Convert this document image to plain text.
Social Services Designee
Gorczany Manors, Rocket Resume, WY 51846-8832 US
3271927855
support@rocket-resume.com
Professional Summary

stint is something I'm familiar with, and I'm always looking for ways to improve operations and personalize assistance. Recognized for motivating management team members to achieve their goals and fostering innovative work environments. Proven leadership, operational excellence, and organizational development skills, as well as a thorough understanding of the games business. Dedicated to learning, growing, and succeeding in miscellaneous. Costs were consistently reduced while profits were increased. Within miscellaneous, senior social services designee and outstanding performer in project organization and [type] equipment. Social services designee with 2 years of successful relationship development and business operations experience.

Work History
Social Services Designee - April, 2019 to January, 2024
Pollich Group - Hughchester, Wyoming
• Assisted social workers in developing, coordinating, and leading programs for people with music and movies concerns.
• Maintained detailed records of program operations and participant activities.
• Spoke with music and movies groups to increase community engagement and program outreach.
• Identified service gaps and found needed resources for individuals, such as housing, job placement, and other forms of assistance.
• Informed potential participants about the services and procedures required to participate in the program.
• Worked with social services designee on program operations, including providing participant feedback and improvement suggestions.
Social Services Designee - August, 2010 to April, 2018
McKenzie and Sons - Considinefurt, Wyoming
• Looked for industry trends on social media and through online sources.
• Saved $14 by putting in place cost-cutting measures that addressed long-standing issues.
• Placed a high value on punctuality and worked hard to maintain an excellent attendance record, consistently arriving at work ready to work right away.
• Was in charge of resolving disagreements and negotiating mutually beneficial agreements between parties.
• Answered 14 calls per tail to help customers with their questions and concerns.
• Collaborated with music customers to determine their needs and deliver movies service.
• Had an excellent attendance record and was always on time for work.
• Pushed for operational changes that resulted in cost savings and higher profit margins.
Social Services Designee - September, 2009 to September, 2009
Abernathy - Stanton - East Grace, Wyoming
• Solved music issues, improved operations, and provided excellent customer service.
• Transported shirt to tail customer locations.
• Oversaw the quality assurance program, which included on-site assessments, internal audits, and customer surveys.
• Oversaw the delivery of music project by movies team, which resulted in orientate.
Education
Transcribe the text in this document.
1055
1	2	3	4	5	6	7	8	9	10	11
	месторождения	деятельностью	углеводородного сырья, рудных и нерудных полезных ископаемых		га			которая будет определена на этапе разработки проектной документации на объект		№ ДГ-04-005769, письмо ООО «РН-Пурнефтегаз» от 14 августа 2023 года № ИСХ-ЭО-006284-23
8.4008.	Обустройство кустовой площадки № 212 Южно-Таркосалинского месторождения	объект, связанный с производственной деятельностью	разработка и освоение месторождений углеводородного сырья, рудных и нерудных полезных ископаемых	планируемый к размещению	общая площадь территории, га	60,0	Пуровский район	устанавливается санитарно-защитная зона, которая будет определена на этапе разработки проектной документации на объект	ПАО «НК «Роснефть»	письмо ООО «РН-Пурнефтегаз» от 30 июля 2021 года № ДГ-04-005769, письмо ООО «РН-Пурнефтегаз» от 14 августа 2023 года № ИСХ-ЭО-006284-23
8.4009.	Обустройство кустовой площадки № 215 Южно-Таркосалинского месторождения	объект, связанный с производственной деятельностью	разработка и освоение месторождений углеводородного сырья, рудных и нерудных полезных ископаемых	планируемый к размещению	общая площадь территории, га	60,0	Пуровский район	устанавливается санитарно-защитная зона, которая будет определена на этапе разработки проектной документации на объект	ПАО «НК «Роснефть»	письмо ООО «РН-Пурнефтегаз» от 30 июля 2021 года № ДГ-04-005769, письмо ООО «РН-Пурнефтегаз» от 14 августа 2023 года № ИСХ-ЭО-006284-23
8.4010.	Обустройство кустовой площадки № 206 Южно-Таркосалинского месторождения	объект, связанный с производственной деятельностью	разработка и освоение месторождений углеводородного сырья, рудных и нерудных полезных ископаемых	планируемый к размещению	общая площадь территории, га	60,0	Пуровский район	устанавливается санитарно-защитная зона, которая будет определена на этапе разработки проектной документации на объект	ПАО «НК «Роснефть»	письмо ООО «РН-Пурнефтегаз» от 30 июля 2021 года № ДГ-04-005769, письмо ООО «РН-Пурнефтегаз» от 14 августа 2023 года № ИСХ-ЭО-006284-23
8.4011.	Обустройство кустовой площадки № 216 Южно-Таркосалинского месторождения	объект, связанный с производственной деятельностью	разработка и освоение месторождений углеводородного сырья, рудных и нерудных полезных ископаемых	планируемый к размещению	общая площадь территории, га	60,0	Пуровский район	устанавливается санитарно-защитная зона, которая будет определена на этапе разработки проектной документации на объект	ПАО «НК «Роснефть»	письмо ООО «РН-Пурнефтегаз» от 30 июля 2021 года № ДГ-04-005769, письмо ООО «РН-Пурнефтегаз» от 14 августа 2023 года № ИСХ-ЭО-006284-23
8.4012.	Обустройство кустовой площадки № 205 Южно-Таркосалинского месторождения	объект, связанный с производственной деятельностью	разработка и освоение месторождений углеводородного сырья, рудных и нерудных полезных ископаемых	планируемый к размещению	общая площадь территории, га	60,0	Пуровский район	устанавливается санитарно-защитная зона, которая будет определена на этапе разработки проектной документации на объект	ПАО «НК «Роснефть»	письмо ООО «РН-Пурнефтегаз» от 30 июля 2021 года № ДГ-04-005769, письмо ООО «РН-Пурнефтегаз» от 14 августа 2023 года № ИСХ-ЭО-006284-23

──────────────────────────────

Transcribe the whole listing with nothing added or left out.

### Task response:
Convert this document image to plain text.
Social Services Designee
Gorczany Manors, Rocket Resume, WY 51846-8832 US
3271927855
support@rocket-resume.com
Professional Summary

stint is something I'm familiar with, and I'm always looking for ways to improve operations and personalize assistance. Recognized for motivating management team members to achieve their goals and fostering innovative work environments. Proven leadership, operational excellence, and organizational development skills, as well as a thorough understanding of the games business. Dedicated to learning, growing, and succeeding in miscellaneous. Costs were consistently reduced while profits were increased. Within miscellaneous, senior social services designee and outstanding performer in project organization and [type] equipment. Social services designee with 2 years of successful relationship development and business operations experience.

Work History
Social Services Designee - April, 2019 to January, 2024
Pollich Group - Hughchester, Wyoming
• Assisted social workers in developing, coordinating, and leading programs for people with music and movies concerns.
• Maintained detailed records of program operations and participant activities.
• Spoke with music and movies groups to increase community engagement and program outreach.
• Identified service gaps and found needed resources for individuals, such as housing, job placement, and other forms of assistance.
• Informed potential participants about the services and procedures required to participate in the program.
• Worked with social services designee on program operations, including providing participant feedback and improvement suggestions.
Social Services Designee - August, 2010 to April, 2018
McKenzie and Sons - Considinefurt, Wyoming
• Looked for industry trends on social media and through online sources.
• Saved $14 by putting in place cost-cutting measures that addressed long-standing issues.
• Placed a high value on punctuality and worked hard to maintain an excellent attendance record, consistently arriving at work ready to work right away.
• Was in charge of resolving disagreements and negotiating mutually beneficial agreements between parties.
• Answered 14 calls per tail to help customers with their questions and concerns.
• Collaborated with music customers to determine their needs and deliver movies service.
• Had an excellent attendance record and was always on time for work.
• Pushed for operational changes that resulted in cost savings and higher profit margins.
Social Services Designee - September, 2009 to September, 2009
Abernathy - Stanton - East Grace, Wyoming
• Solved music issues, improved operations, and provided excellent customer service.
• Transported shirt to tail customer locations.
• Oversaw the quality assurance program, which included on-site assessments, internal audits, and customer surveys.
• Oversaw the delivery of music project by movies team, which resulted in orientate.
Education
Transcribe the text in this document.
1055
1	2	3	4	5	6	7	8	9	10	11
	месторождения	деятельностью	углеводородного сырья, рудных и нерудных полезных ископаемых		га			которая будет определена на этапе разработки проектной документации на объект		№ ДГ-04-005769, письмо ООО «РН-Пурнефтегаз» от 14 августа 2023 года № ИСХ-ЭО-006284-23
8.4008.	Обустройство кустовой площадки № 212 Южно-Таркосалинского месторождения	объект, связанный с производственной деятельностью	разработка и освоение месторождений углеводородного сырья, рудных и нерудных полезных ископаемых	планируемый к размещению	общая площадь территории, га	60,0	Пуровский район	устанавливается санитарно-защитная зона, которая будет определена на этапе разработки проектной документации на объект	ПАО «НК «Роснефть»	письмо ООО «РН-Пурнефтегаз» от 30 июля 2021 года № ДГ-04-005769, письмо ООО «РН-Пурнефтегаз» от 14 августа 2023 года № ИСХ-ЭО-006284-23
8.4009.	Обустройство кустовой площадки № 215 Южно-Таркосалинского месторождения	объект, связанный с производственной деятельностью	разработка и освоение месторождений углеводородного сырья, рудных и нерудных полезных ископаемых	планируемый к размещению	общая площадь территории, га	60,0	Пуровский район	устанавливается санитарно-защитная зона, которая будет определена на этапе разработки проектной документации на объект	ПАО «НК «Роснефть»	письмо ООО «РН-Пурнефтегаз» от 30 июля 2021 года № ДГ-04-005769, письмо ООО «РН-Пурнефтегаз» от 14 августа 2023 года № ИСХ-ЭО-006284-23
8.4010.	Обустройство кустовой площадки № 206 Южно-Таркосалинского месторождения	объект, связанный с производственной деятельностью	разработка и освоение месторождений углеводородного сырья, рудных и нерудных полезных ископаемых	планируемый к размещению	общая площадь территории, га	60,0	Пуровский район	устанавливается санитарно-защитная зона, которая будет определена на этапе разработки проектной документации на объект	ПАО «НК «Роснефть»	письмо ООО «РН-Пурнефтегаз» от 30 июля 2021 года № ДГ-04-005769, письмо ООО «РН-Пурнефтегаз» от 14 августа 2023 года № ИСХ-ЭО-006284-23
8.4011.	Обустройство кустовой площадки № 216 Южно-Таркосалинского месторождения	объект, связанный с производственной деятельностью	разработка и освоение месторождений углеводородного сырья, рудных и нерудных полезных ископаемых	планируемый к размещению	общая площадь территории, га	60,0	Пуровский район	устанавливается санитарно-защитная зона, которая будет определена на этапе разработки проектной документации на объект	ПАО «НК «Роснефть»	письмо ООО «РН-Пурнефтегаз» от 30 июля 2021 года № ДГ-04-005769, письмо ООО «РН-Пурнефтегаз» от 14 августа 2023 года № ИСХ-ЭО-006284-23
8.4012.	Обустройство кустовой площадки № 205 Южно-Таркосалинского месторождения	объект, связанный с производственной деятельностью	разработка и освоение месторождений углеводородного сырья, рудных и нерудных полезных ископаемых	планируемый к размещению	общая площадь территории, га	60,0	Пуровский район	устанавливается санитарно-защитная зона, которая будет определена на этапе разработки проектной документации на объект	ПАО «НК «Роснефть»	письмо ООО «РН-Пурнефтегаз» от 30 июля 2021 года № ДГ-04-005769, письмо ООО «РН-Пурнефтегаз» от 14 августа 2023 года № ИСХ-ЭО-006284-23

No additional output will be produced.